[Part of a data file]
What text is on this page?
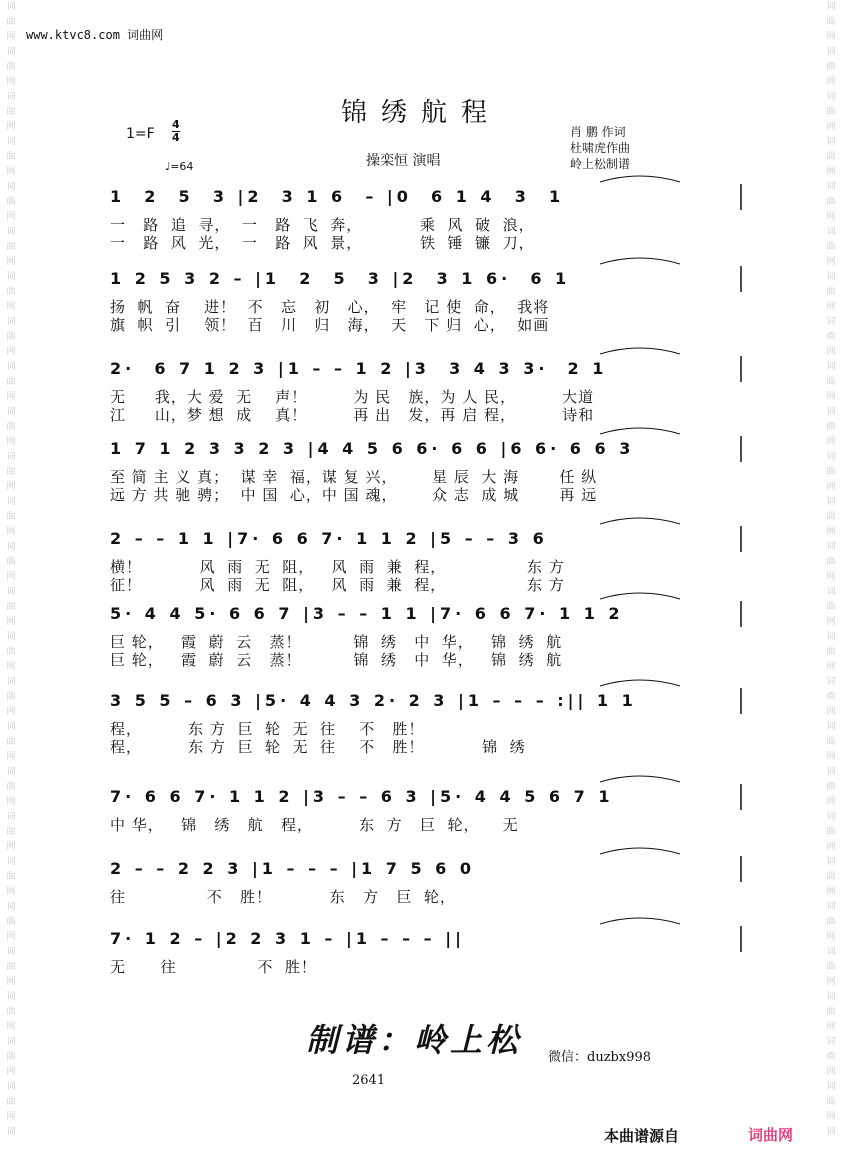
词
曲
网
词
曲
网
词
曲
网
词
曲
网
词
曲
网
词
曲
网
词
曲
网
词
曲
网
词
曲
网
词
曲
网
词
曲
网
词
曲
网
词
曲
网
词
曲
网
词
曲
网
词
曲
网
词
曲
网
词
曲
网
词
曲
网
词
曲
网
词
曲
网
词
曲
网
词
曲
网
词
曲
网
词
曲
网
词

词
曲
网
词
曲
网
词
曲
网
词
曲
网
词
曲
网
词
曲
网
词
曲
网
词
曲
网
词
曲
网
词
曲
网
词
曲
网
词
曲
网
词
曲
网
词
曲
网
词
曲
网
词
曲
网
词
曲
网
词
曲
网
词
曲
网
词
曲
网
词
曲
网
词
曲
网
词
曲
网
词
曲
网
词
曲
网
词

www.ktvc8.com 词曲网
锦绣航程
1=F
4
4
♩=64	操栾恒 演唱
肖 鹏 作词
杜啸虎作曲
岭上松制谱
1  2  5  3 |2  3 1 6  – |0  6 1 4  3  1
一   路  追  寻，  一   路  飞  奔，          乘  风  破  浪，
一   路  风  光，  一   路  风  景，          铁  锤  镰  刀，
1 2 5 3 2 – |1  2  5  3 |2  3 1 6·  6 1
扬  帆  奋    进！  不   忘   初   心，  牢   记 使  命，  我将
旗  帜  引    领！  百   川   归   海，  天   下 归  心，  如画
2·  6 7 1 2 3 |1 – – 1 2 |3  3 4 3 3·  2 1
无     我，大 爱  无    声！        为 民   族，为 人 民，        大道
江     山，梦 想  成    真！        再 出   发，再 启 程，        诗和
1 7 1 2 3 3 2 3 |4 4 5 6 6· 6 6 |6 6· 6 6 3
至 简 主 义 真；  谋 幸  福，谋 复 兴，      星 辰  大 海       任 纵
远 方 共 驰 骋；  中 国  心，中 国 魂，      众 志  成 城       再 远
2 – – 1 1 |7· 6 6 7· 1 1 2 |5 – – 3 6
横！          风  雨  无  阻，   风  雨  兼  程，              东 方
征！          风  雨  无  阻，   风  雨  兼  程，              东 方
5· 4 4 5· 6 6 7 |3 – – 1 1 |7· 6 6 7· 1 1 2
巨 轮，   霞  蔚  云   蒸！         锦  绣   中  华，   锦  绣  航
巨 轮，   霞  蔚  云   蒸！         锦  绣   中  华，   锦  绣  航
3 5 5 – 6 3 |5· 4 4 3 2· 2 3 |1 – – – :|| 1 1
程，        东 方  巨  轮  无  往    不   胜！
程，        东 方  巨  轮  无  往    不   胜！          锦  绣
7· 6 6 7· 1 1 2 |3 – – 6 3 |5· 4 4 5 6 7 1
中 华，   锦   绣   航   程，        东  方   巨  轮，    无
2 – – 2 2 3 |1 – – – |1 7 5 6 0
往              不   胜！          东   方   巨  轮，
7· 1 2 – |2 2 3 1 – |1 – – – ||
无      往              不  胜！
制谱：岭上松 微信：duzbx998
2641
本曲谱源自	词曲网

> Work required: Pictures are to be left out; the records above must be repeated word for word.

> Solution below:
What text is on this page?
词
曲
网
词
曲
网
词
曲
网
词
曲
网
词
曲
网
词
曲
网
词
曲
网
词
曲
网
词
曲
网
词
曲
网
词
曲
网
词
曲
网
词
曲
网
词
曲
网
词
曲
网
词
曲
网
词
曲
网
词
曲
网
词
曲
网
词
曲
网
词
曲
网
词
曲
网
词
曲
网
词
曲
网
词
曲
网
词

词
曲
网
词
曲
网
词
曲
网
词
曲
网
词
曲
网
词
曲
网
词
曲
网
词
曲
网
词
曲
网
词
曲
网
词
曲
网
词
曲
网
词
曲
网
词
曲
网
词
曲
网
词
曲
网
词
曲
网
词
曲
网
词
曲
网
词
曲
网
词
曲
网
词
曲
网
词
曲
网
词
曲
网
词
曲
网
词

www.ktvc8.com 词曲网
锦绣航程
1=F
4
4
♩=64	操栾恒 演唱
肖 鹏 作词
杜啸虎作曲
岭上松制谱
1  2  5  3 |2  3 1 6  – |0  6 1 4  3  1
一   路  追  寻，  一   路  飞  奔，          乘  风  破  浪，
一   路  风  光，  一   路  风  景，          铁  锤  镰  刀，
1 2 5 3 2 – |1  2  5  3 |2  3 1 6·  6 1
扬  帆  奋    进！  不   忘   初   心，  牢   记 使  命，  我将
旗  帜  引    领！  百   川   归   海，  天   下 归  心，  如画
2·  6 7 1 2 3 |1 – – 1 2 |3  3 4 3 3·  2 1
无     我，大 爱  无    声！        为 民   族，为 人 民，        大道
江     山，梦 想  成    真！        再 出   发，再 启 程，        诗和
1 7 1 2 3 3 2 3 |4 4 5 6 6· 6 6 |6 6· 6 6 3
至 简 主 义 真；  谋 幸  福，谋 复 兴，      星 辰  大 海       任 纵
远 方 共 驰 骋；  中 国  心，中 国 魂，      众 志  成 城       再 远
2 – – 1 1 |7· 6 6 7· 1 1 2 |5 – – 3 6
横！          风  雨  无  阻，   风  雨  兼  程，              东 方
征！          风  雨  无  阻，   风  雨  兼  程，              东 方
5· 4 4 5· 6 6 7 |3 – – 1 1 |7· 6 6 7· 1 1 2
巨 轮，   霞  蔚  云   蒸！         锦  绣   中  华，   锦  绣  航
巨 轮，   霞  蔚  云   蒸！         锦  绣   中  华，   锦  绣  航
3 5 5 – 6 3 |5· 4 4 3 2· 2 3 |1 – – – :|| 1 1
程，        东 方  巨  轮  无  往    不   胜！
程，        东 方  巨  轮  无  往    不   胜！          锦  绣
7· 6 6 7· 1 1 2 |3 – – 6 3 |5· 4 4 5 6 7 1
中 华，   锦   绣   航   程，        东  方   巨  轮，    无
2 – – 2 2 3 |1 – – – |1 7 5 6 0
往              不   胜！          东   方   巨  轮，
7· 1 2 – |2 2 3 1 – |1 – – – ||
无      往              不  胜！
制谱：岭上松 微信：duzbx998
2641
本曲谱源自	词曲网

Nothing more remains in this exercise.